_Short exercise:_ Give only the number of lines in the records that include the string "operator".

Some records
[start]

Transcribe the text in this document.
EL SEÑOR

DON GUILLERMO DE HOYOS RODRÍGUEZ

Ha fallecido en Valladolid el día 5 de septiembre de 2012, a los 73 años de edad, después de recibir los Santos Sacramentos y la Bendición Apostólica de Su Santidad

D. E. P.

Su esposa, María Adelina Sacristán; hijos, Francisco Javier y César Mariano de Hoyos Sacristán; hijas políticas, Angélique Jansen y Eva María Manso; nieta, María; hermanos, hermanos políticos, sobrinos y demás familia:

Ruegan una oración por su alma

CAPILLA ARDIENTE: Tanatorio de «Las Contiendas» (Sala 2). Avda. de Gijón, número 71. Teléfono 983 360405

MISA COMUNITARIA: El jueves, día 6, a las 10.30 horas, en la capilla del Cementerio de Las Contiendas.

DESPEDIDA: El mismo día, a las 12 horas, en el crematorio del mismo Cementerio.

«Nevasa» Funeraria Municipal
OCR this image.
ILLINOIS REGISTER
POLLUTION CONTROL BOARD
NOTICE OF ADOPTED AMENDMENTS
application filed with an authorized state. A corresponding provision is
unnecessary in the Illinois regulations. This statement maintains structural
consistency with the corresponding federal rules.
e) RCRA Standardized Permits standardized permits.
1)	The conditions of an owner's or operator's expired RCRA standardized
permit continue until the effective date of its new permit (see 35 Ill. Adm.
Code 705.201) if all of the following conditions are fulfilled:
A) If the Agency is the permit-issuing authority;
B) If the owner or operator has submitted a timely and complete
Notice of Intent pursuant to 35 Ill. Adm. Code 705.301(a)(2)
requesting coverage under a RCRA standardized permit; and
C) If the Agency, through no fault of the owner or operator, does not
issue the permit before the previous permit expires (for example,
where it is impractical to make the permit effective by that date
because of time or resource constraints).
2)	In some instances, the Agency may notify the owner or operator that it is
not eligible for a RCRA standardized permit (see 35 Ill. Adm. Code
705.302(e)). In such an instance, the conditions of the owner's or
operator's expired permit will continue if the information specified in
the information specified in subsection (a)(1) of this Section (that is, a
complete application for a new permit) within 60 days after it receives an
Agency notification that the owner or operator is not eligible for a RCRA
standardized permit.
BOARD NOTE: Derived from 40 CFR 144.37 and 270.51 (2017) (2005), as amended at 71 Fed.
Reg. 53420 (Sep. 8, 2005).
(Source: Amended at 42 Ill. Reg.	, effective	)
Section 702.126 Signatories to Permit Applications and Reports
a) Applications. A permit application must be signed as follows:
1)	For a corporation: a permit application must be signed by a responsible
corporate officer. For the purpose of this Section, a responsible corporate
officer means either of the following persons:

[end]

_Full answer:_ 6